(Source records)
══════════════════════════════

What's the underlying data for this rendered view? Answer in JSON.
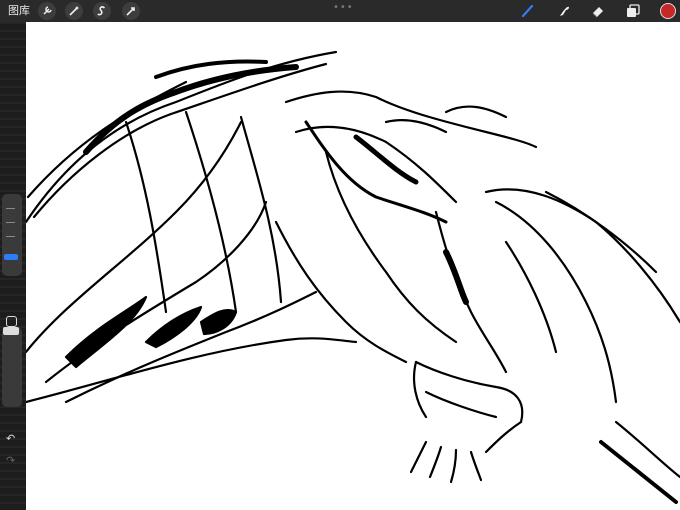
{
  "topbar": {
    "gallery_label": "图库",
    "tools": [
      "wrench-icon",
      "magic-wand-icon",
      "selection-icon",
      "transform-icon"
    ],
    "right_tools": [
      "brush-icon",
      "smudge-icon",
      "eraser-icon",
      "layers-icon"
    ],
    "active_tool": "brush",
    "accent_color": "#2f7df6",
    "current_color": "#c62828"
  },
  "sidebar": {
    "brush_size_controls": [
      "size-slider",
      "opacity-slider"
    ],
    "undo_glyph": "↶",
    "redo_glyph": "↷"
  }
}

══════════════════════════════

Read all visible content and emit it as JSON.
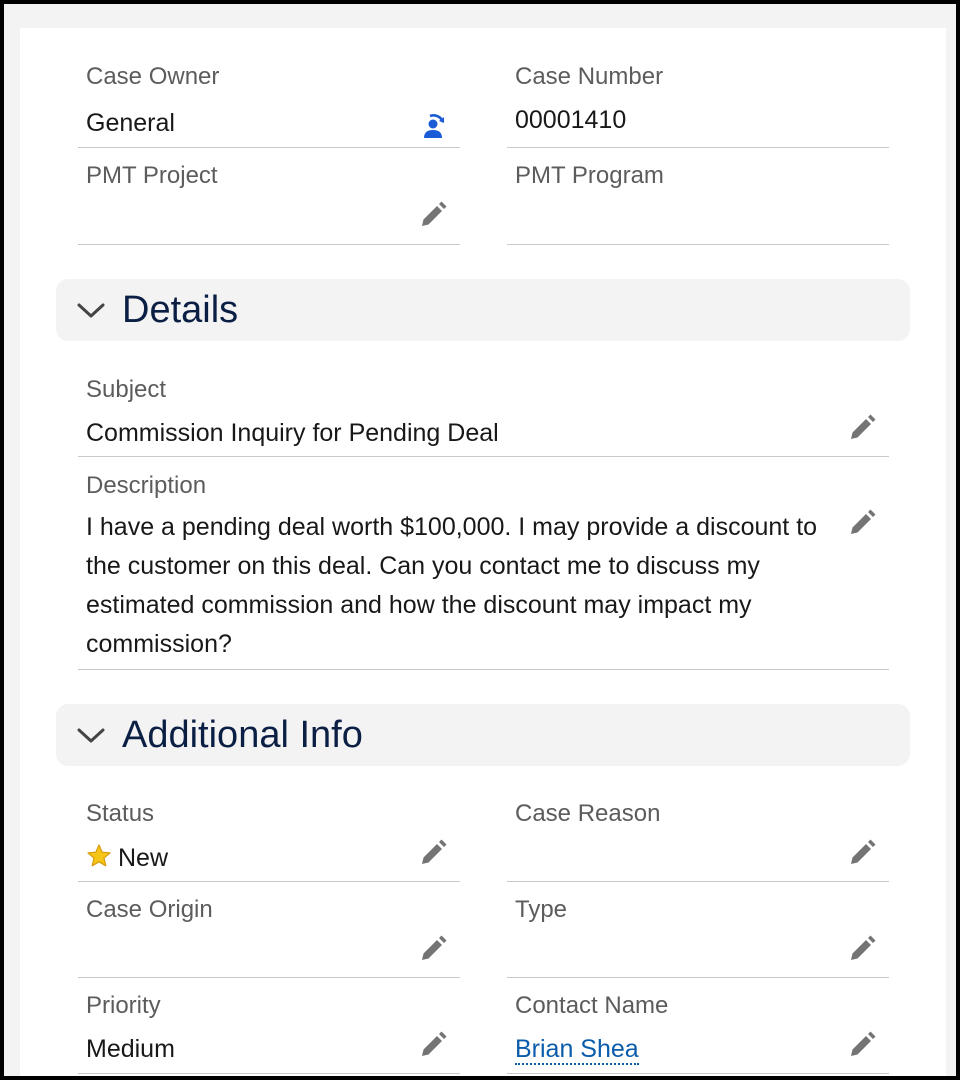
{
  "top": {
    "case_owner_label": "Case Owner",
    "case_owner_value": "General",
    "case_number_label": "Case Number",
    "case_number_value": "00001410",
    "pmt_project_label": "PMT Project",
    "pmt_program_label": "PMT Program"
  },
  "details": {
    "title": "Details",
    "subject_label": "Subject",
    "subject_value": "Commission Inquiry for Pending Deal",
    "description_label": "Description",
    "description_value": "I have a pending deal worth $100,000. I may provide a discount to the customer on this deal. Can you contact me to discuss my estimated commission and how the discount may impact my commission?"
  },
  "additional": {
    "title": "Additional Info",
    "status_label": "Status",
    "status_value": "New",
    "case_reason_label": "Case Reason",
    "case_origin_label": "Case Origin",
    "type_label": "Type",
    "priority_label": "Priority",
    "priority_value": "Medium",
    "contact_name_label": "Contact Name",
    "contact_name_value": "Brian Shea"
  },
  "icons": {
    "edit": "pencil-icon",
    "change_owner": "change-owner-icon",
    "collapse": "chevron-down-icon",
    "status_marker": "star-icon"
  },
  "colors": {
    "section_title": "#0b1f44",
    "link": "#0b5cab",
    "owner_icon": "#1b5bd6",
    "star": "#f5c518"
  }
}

══════════════════════════════

Direction: All lines above with "this" in them should be returned.

Answer in full:
What's the underlying data for this rendered view? Answer in JSON.
    "description_value": "I have a pending deal worth $100,000. I may provide a discount to the customer on this deal. Can you contact me to discuss my estimated commission and how the discount may impact my commission?"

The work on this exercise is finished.